> RECORDS FOR THIS TASK
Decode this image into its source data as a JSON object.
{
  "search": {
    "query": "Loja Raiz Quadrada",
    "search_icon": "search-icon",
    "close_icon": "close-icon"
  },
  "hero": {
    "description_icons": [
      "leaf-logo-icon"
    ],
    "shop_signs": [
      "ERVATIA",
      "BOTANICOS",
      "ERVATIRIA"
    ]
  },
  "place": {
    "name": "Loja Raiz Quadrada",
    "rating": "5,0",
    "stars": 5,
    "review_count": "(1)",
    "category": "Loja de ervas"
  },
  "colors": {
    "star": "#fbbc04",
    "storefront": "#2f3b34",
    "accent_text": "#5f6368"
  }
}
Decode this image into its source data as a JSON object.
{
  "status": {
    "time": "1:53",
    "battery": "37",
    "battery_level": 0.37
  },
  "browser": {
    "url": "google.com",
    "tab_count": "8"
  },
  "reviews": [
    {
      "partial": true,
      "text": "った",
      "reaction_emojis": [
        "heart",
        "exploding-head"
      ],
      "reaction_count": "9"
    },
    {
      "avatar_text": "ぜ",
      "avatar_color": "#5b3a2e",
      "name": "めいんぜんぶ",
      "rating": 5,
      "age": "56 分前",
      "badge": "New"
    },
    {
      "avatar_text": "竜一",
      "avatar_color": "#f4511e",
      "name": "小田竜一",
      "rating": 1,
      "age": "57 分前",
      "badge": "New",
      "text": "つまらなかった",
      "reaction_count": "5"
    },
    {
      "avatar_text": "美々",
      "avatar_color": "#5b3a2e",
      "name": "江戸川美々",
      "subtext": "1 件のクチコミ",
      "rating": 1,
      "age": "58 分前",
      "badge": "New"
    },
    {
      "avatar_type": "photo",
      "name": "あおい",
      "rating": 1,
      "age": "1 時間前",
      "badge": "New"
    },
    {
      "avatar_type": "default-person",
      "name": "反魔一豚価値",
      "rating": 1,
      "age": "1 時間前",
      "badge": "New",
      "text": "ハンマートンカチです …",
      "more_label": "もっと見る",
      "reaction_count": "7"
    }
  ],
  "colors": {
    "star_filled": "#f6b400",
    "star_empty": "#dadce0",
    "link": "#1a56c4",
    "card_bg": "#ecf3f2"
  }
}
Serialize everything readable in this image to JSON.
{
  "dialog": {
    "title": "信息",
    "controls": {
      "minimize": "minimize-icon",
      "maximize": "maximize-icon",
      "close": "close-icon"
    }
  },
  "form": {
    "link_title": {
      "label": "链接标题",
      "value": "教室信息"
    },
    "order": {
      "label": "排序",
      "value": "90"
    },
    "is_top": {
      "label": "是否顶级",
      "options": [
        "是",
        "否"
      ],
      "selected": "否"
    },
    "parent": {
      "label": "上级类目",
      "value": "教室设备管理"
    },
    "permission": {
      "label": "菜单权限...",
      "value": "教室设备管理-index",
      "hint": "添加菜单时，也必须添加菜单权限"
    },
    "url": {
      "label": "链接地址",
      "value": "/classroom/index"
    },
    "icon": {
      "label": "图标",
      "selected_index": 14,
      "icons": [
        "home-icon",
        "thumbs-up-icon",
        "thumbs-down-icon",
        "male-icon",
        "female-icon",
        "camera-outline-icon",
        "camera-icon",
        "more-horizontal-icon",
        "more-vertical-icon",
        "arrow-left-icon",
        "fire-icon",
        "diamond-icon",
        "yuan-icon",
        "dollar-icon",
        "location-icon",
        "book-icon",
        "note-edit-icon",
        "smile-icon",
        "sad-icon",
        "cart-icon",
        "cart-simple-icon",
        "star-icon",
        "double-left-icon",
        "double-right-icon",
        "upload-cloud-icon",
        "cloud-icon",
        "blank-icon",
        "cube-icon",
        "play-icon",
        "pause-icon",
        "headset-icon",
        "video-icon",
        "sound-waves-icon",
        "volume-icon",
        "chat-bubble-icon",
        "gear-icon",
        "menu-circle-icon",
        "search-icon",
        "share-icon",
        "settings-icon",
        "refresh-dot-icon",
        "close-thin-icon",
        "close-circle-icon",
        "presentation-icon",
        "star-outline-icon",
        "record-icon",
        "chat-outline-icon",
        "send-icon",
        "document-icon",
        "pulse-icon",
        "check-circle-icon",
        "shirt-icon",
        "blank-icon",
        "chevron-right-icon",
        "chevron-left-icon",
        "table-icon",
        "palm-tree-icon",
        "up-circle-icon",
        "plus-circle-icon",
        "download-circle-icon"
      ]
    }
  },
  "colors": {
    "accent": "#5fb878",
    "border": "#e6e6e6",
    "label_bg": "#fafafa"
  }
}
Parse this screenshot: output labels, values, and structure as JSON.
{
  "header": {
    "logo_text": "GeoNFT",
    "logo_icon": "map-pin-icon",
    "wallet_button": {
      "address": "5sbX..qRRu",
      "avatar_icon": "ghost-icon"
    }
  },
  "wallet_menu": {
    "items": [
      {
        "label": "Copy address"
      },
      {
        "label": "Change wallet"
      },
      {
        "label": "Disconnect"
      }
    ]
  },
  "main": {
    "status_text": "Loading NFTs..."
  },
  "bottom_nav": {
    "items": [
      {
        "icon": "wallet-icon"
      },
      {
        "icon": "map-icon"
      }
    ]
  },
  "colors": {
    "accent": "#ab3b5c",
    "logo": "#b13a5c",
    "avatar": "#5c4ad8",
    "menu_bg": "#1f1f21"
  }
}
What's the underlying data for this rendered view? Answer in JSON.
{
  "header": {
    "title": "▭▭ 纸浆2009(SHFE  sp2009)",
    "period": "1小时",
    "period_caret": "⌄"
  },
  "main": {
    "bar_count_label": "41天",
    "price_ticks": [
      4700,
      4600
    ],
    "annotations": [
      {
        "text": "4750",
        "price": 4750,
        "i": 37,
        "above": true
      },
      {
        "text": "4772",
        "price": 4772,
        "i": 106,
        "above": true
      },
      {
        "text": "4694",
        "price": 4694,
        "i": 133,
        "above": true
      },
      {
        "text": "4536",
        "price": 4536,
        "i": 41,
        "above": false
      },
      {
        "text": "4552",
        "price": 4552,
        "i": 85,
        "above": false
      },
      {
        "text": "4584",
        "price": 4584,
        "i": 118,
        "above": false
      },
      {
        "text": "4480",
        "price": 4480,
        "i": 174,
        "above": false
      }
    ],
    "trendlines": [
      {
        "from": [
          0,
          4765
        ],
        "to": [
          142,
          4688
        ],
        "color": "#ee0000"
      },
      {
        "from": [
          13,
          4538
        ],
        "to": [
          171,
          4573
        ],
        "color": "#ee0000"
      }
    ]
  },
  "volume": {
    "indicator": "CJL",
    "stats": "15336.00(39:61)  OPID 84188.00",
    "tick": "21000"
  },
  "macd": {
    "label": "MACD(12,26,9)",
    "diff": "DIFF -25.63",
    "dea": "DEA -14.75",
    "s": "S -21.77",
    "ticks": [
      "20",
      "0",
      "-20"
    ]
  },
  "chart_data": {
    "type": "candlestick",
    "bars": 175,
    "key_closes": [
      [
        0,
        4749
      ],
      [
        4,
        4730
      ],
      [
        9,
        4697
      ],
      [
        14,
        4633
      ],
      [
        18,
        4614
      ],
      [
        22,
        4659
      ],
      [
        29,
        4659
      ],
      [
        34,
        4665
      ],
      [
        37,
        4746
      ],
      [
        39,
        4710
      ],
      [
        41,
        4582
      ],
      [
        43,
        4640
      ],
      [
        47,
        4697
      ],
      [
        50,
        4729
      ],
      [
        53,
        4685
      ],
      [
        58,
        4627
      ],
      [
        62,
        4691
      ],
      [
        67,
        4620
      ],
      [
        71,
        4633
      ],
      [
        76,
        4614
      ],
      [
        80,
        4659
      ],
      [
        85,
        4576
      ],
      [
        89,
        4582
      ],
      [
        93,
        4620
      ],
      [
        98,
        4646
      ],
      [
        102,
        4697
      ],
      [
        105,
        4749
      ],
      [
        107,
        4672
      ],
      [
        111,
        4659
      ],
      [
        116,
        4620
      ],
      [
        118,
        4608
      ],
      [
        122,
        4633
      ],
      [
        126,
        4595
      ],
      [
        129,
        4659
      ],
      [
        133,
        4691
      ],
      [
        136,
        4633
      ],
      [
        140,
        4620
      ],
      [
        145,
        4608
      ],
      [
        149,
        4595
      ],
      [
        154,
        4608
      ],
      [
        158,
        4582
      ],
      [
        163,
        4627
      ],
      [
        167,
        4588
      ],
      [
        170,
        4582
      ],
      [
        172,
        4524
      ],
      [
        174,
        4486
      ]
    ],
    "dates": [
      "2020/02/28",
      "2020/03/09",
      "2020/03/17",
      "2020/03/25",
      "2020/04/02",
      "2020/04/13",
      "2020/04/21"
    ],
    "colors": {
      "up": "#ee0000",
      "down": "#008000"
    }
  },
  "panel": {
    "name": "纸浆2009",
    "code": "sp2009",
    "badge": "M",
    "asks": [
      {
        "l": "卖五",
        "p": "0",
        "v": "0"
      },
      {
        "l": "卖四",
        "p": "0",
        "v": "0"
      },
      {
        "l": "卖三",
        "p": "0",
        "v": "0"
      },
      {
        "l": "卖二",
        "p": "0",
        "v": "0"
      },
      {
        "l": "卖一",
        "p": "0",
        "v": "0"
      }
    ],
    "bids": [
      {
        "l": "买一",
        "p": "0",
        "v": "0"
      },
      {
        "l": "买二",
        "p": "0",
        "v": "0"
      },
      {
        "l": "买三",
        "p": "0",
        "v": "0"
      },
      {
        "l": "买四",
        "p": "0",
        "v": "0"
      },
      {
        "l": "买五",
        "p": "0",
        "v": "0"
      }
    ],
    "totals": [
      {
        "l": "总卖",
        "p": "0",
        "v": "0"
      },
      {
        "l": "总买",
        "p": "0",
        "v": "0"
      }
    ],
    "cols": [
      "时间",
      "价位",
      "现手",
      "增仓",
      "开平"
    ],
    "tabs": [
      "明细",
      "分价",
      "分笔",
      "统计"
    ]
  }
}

> YOUR OBJECTIVE
Copy all lines from the data that hold the word "name".

> WRITTEN SOLUTION
    "name": "Loja Raiz Quadrada",
      "name": "めいんぜんぶ",
      "name": "小田竜一",
      "name": "江戸川美々",
      "name": "あおい",
      "name": "反魔一豚価値",
    "name": "纸浆2009",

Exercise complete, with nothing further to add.